▶ Rows
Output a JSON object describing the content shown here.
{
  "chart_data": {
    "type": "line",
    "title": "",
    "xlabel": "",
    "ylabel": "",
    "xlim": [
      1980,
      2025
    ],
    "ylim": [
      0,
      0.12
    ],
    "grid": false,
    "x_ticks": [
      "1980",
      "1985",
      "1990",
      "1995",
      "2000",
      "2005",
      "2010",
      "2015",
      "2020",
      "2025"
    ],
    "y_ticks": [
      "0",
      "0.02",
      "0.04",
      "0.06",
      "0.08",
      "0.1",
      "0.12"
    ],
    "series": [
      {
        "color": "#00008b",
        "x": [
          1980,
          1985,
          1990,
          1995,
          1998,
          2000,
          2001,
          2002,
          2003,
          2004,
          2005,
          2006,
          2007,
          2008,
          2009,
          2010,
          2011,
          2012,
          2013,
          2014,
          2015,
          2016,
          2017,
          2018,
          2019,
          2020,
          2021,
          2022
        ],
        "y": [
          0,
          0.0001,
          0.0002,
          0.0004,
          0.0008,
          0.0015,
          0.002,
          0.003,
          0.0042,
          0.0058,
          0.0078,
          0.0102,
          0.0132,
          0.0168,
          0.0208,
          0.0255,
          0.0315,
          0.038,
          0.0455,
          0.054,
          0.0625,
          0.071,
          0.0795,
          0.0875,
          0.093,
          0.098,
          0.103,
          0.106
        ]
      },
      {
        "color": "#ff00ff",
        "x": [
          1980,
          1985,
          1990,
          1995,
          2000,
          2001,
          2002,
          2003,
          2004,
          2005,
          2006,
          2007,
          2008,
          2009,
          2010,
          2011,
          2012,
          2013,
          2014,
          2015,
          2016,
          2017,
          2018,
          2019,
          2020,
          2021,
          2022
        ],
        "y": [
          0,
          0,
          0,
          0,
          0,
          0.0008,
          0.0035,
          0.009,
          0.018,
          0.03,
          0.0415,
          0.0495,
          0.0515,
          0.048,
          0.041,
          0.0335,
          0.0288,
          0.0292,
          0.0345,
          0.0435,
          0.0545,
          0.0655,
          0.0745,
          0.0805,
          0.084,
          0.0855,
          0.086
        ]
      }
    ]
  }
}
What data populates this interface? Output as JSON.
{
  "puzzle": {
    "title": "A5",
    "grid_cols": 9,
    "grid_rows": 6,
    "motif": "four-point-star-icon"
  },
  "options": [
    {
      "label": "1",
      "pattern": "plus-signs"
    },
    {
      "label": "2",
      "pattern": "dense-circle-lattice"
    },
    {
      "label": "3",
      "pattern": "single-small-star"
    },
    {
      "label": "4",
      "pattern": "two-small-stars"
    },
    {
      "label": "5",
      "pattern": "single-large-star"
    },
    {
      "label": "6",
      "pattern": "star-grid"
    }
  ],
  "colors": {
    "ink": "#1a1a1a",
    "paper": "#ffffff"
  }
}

▶ Written problem
All of the data must be returned exactly.

▶ The completed task
Output a JSON object describing the content shown here.
{
  "chart_data": {
    "type": "line",
    "title": "",
    "xlabel": "",
    "ylabel": "",
    "xlim": [
      1980,
      2025
    ],
    "ylim": [
      0,
      0.12
    ],
    "grid": false,
    "x_ticks": [
      "1980",
      "1985",
      "1990",
      "1995",
      "2000",
      "2005",
      "2010",
      "2015",
      "2020",
      "2025"
    ],
    "y_ticks": [
      "0",
      "0.02",
      "0.04",
      "0.06",
      "0.08",
      "0.1",
      "0.12"
    ],
    "series": [
      {
        "color": "#00008b",
        "x": [
          1980,
          1985,
          1990,
          1995,
          1998,
          2000,
          2001,
          2002,
          2003,
          2004,
          2005,
          2006,
          2007,
          2008,
          2009,
          2010,
          2011,
          2012,
          2013,
          2014,
          2015,
          2016,
          2017,
          2018,
          2019,
          2020,
          2021,
          2022
        ],
        "y": [
          0,
          0.0001,
          0.0002,
          0.0004,
          0.0008,
          0.0015,
          0.002,
          0.003,
          0.0042,
          0.0058,
          0.0078,
          0.0102,
          0.0132,
          0.0168,
          0.0208,
          0.0255,
          0.0315,
          0.038,
          0.0455,
          0.054,
          0.0625,
          0.071,
          0.0795,
          0.0875,
          0.093,
          0.098,
          0.103,
          0.106
        ]
      },
      {
        "color": "#ff00ff",
        "x": [
          1980,
          1985,
          1990,
          1995,
          2000,
          2001,
          2002,
          2003,
          2004,
          2005,
          2006,
          2007,
          2008,
          2009,
          2010,
          2011,
          2012,
          2013,
          2014,
          2015,
          2016,
          2017,
          2018,
          2019,
          2020,
          2021,
          2022
        ],
        "y": [
          0,
          0,
          0,
          0,
          0,
          0.0008,
          0.0035,
          0.009,
          0.018,
          0.03,
          0.0415,
          0.0495,
          0.0515,
          0.048,
          0.041,
          0.0335,
          0.0288,
          0.0292,
          0.0345,
          0.0435,
          0.0545,
          0.0655,
          0.0745,
          0.0805,
          0.084,
          0.0855,
          0.086
        ]
      }
    ]
  }
}
What data populates this interface? Output as JSON.
{
  "puzzle": {
    "title": "A5",
    "grid_cols": 9,
    "grid_rows": 6,
    "motif": "four-point-star-icon"
  },
  "options": [
    {
      "label": "1",
      "pattern": "plus-signs"
    },
    {
      "label": "2",
      "pattern": "dense-circle-lattice"
    },
    {
      "label": "3",
      "pattern": "single-small-star"
    },
    {
      "label": "4",
      "pattern": "two-small-stars"
    },
    {
      "label": "5",
      "pattern": "single-large-star"
    },
    {
      "label": "6",
      "pattern": "star-grid"
    }
  ],
  "colors": {
    "ink": "#1a1a1a",
    "paper": "#ffffff"
  }
}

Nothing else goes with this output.